-------- PROVIDED MATERIAL
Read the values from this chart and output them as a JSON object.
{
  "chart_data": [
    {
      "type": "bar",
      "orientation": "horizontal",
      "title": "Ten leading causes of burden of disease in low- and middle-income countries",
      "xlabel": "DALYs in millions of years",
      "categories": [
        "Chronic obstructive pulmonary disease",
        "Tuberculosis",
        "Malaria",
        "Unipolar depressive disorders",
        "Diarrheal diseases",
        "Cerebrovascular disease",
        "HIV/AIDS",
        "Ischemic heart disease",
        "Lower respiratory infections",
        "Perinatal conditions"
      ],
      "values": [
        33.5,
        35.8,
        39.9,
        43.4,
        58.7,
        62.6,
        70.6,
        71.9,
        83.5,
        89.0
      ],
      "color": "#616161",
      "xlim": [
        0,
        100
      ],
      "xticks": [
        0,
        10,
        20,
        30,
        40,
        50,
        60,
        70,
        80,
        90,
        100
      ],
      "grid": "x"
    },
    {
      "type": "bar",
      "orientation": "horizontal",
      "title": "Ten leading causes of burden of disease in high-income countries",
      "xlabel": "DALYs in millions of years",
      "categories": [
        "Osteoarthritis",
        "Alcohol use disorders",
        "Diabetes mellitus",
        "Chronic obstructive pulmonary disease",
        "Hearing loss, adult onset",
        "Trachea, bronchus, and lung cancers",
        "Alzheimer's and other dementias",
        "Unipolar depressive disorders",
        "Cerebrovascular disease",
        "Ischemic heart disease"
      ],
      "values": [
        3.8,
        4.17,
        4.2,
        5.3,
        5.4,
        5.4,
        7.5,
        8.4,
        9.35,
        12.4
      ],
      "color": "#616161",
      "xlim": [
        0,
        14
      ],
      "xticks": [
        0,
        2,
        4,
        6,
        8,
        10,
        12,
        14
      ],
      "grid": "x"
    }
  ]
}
----------------
[SET PROBLEM] Repeat the entries shown above, every one, word for word.

[TASK RESPONSE]
Read the values from this chart and output them as a JSON object.
{
  "chart_data": [
    {
      "type": "bar",
      "orientation": "horizontal",
      "title": "Ten leading causes of burden of disease in low- and middle-income countries",
      "xlabel": "DALYs in millions of years",
      "categories": [
        "Chronic obstructive pulmonary disease",
        "Tuberculosis",
        "Malaria",
        "Unipolar depressive disorders",
        "Diarrheal diseases",
        "Cerebrovascular disease",
        "HIV/AIDS",
        "Ischemic heart disease",
        "Lower respiratory infections",
        "Perinatal conditions"
      ],
      "values": [
        33.5,
        35.8,
        39.9,
        43.4,
        58.7,
        62.6,
        70.6,
        71.9,
        83.5,
        89.0
      ],
      "color": "#616161",
      "xlim": [
        0,
        100
      ],
      "xticks": [
        0,
        10,
        20,
        30,
        40,
        50,
        60,
        70,
        80,
        90,
        100
      ],
      "grid": "x"
    },
    {
      "type": "bar",
      "orientation": "horizontal",
      "title": "Ten leading causes of burden of disease in high-income countries",
      "xlabel": "DALYs in millions of years",
      "categories": [
        "Osteoarthritis",
        "Alcohol use disorders",
        "Diabetes mellitus",
        "Chronic obstructive pulmonary disease",
        "Hearing loss, adult onset",
        "Trachea, bronchus, and lung cancers",
        "Alzheimer's and other dementias",
        "Unipolar depressive disorders",
        "Cerebrovascular disease",
        "Ischemic heart disease"
      ],
      "values": [
        3.8,
        4.17,
        4.2,
        5.3,
        5.4,
        5.4,
        7.5,
        8.4,
        9.35,
        12.4
      ],
      "color": "#616161",
      "xlim": [
        0,
        14
      ],
      "xticks": [
        0,
        2,
        4,
        6,
        8,
        10,
        12,
        14
      ],
      "grid": "x"
    }
  ]
}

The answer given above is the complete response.